REQUIRED TASK | Quote the whole listing word for word. Do not include the pictures.

◇ ◇ ◇

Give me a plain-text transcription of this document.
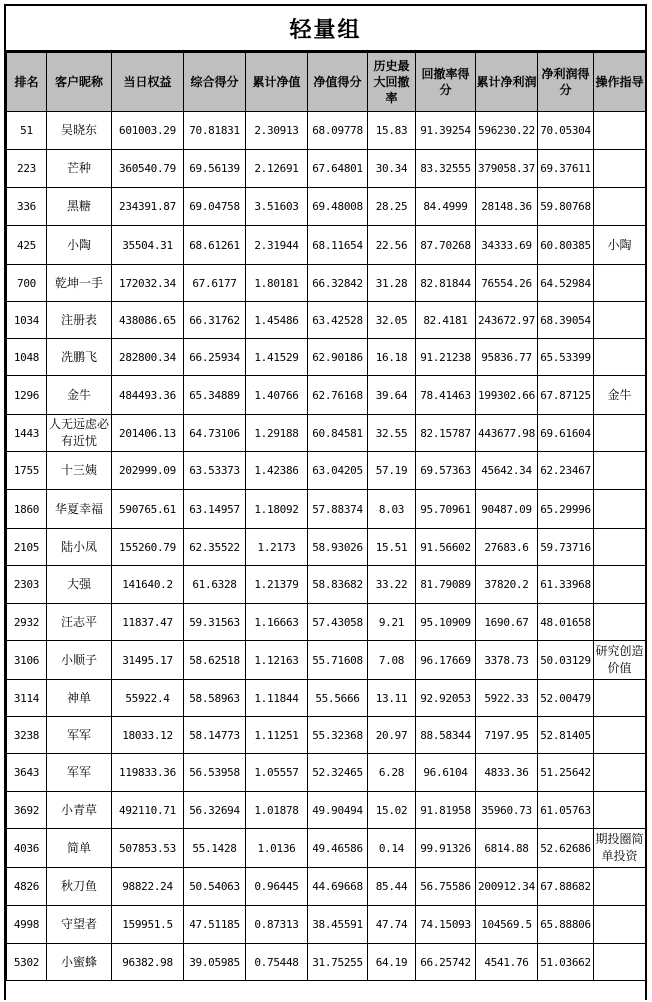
轻量组
排名	客户昵称	当日权益	综合得分	累计净值	净值得分	历史最大回撤率	回撤率得分	累计净利润	净利润得分	操作指导
51	吴晓东	601003.29	70.81831	2.30913	68.09778	15.83	91.39254	596230.22	70.05304	
223	芒种	360540.79	69.56139	2.12691	67.64801	30.34	83.32555	379058.37	69.37611	
336	黑糖	234391.87	69.04758	3.51603	69.48008	28.25	84.4999	28148.36	59.80768	
425	小陶	35504.31	68.61261	2.31944	68.11654	22.56	87.70268	34333.69	60.80385	小陶
700	乾坤一手	172032.34	67.6177	1.80181	66.32842	31.28	82.81844	76554.26	64.52984	
1034	注册表	438086.65	66.31762	1.45486	63.42528	32.05	82.4181	243672.97	68.39054	
1048	冼鹏飞	282800.34	66.25934	1.41529	62.90186	16.18	91.21238	95836.77	65.53399	
1296	金牛	484493.36	65.34889	1.40766	62.76168	39.64	78.41463	199302.66	67.87125	金牛
1443	人无远虑必有近忧	201406.13	64.73106	1.29188	60.84581	32.55	82.15787	443677.98	69.61604	
1755	十三姨	202999.09	63.53373	1.42386	63.04205	57.19	69.57363	45642.34	62.23467	
1860	华夏幸福	590765.61	63.14957	1.18092	57.88374	8.03	95.70961	90487.09	65.29996	
2105	陆小凤	155260.79	62.35522	1.2173	58.93026	15.51	91.56602	27683.6	59.73716	
2303	大强	141640.2	61.6328	1.21379	58.83682	33.22	81.79089	37820.2	61.33968	
2932	汪志平	11837.47	59.31563	1.16663	57.43058	9.21	95.10909	1690.67	48.01658	
3106	小顺子	31495.17	58.62518	1.12163	55.71608	7.08	96.17669	3378.73	50.03129	研究创造价值
3114	神单	55922.4	58.58963	1.11844	55.5666	13.11	92.92053	5922.33	52.00479	
3238	军军	18033.12	58.14773	1.11251	55.32368	20.97	88.58344	7197.95	52.81405	
3643	军军	119833.36	56.53958	1.05557	52.32465	6.28	96.6104	4833.36	51.25642	
3692	小青草	492110.71	56.32694	1.01878	49.90494	15.02	91.81958	35960.73	61.05763	
4036	简单	507853.53	55.1428	1.0136	49.46586	0.14	99.91326	6814.88	52.62686	期投圈简单投资
4826	秋刀鱼	98822.24	50.54063	0.96445	44.69668	85.44	56.75586	200912.34	67.88682	
4998	守望者	159951.5	47.51185	0.87313	38.45591	47.74	74.15093	104569.5	65.88806	
5302	小蜜蜂	96382.98	39.05985	0.75448	31.75255	64.19	66.25742	4541.76	51.03662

◇ ◇ ◇

ANSWER FOR THE TASK |
Give me a plain-text transcription of this document.
轻量组
排名	客户昵称	当日权益	综合得分	累计净值	净值得分	历史最大回撤率	回撤率得分	累计净利润	净利润得分	操作指导
51	吴晓东	601003.29	70.81831	2.30913	68.09778	15.83	91.39254	596230.22	70.05304	
223	芒种	360540.79	69.56139	2.12691	67.64801	30.34	83.32555	379058.37	69.37611	
336	黑糖	234391.87	69.04758	3.51603	69.48008	28.25	84.4999	28148.36	59.80768	
425	小陶	35504.31	68.61261	2.31944	68.11654	22.56	87.70268	34333.69	60.80385	小陶
700	乾坤一手	172032.34	67.6177	1.80181	66.32842	31.28	82.81844	76554.26	64.52984	
1034	注册表	438086.65	66.31762	1.45486	63.42528	32.05	82.4181	243672.97	68.39054	
1048	冼鹏飞	282800.34	66.25934	1.41529	62.90186	16.18	91.21238	95836.77	65.53399	
1296	金牛	484493.36	65.34889	1.40766	62.76168	39.64	78.41463	199302.66	67.87125	金牛
1443	人无远虑必有近忧	201406.13	64.73106	1.29188	60.84581	32.55	82.15787	443677.98	69.61604	
1755	十三姨	202999.09	63.53373	1.42386	63.04205	57.19	69.57363	45642.34	62.23467	
1860	华夏幸福	590765.61	63.14957	1.18092	57.88374	8.03	95.70961	90487.09	65.29996	
2105	陆小凤	155260.79	62.35522	1.2173	58.93026	15.51	91.56602	27683.6	59.73716	
2303	大强	141640.2	61.6328	1.21379	58.83682	33.22	81.79089	37820.2	61.33968	
2932	汪志平	11837.47	59.31563	1.16663	57.43058	9.21	95.10909	1690.67	48.01658	
3106	小顺子	31495.17	58.62518	1.12163	55.71608	7.08	96.17669	3378.73	50.03129	研究创造价值
3114	神单	55922.4	58.58963	1.11844	55.5666	13.11	92.92053	5922.33	52.00479	
3238	军军	18033.12	58.14773	1.11251	55.32368	20.97	88.58344	7197.95	52.81405	
3643	军军	119833.36	56.53958	1.05557	52.32465	6.28	96.6104	4833.36	51.25642	
3692	小青草	492110.71	56.32694	1.01878	49.90494	15.02	91.81958	35960.73	61.05763	
4036	简单	507853.53	55.1428	1.0136	49.46586	0.14	99.91326	6814.88	52.62686	期投圈简单投资
4826	秋刀鱼	98822.24	50.54063	0.96445	44.69668	85.44	56.75586	200912.34	67.88682	
4998	守望者	159951.5	47.51185	0.87313	38.45591	47.74	74.15093	104569.5	65.88806	
5302	小蜜蜂	96382.98	39.05985	0.75448	31.75255	64.19	66.25742	4541.76	51.03662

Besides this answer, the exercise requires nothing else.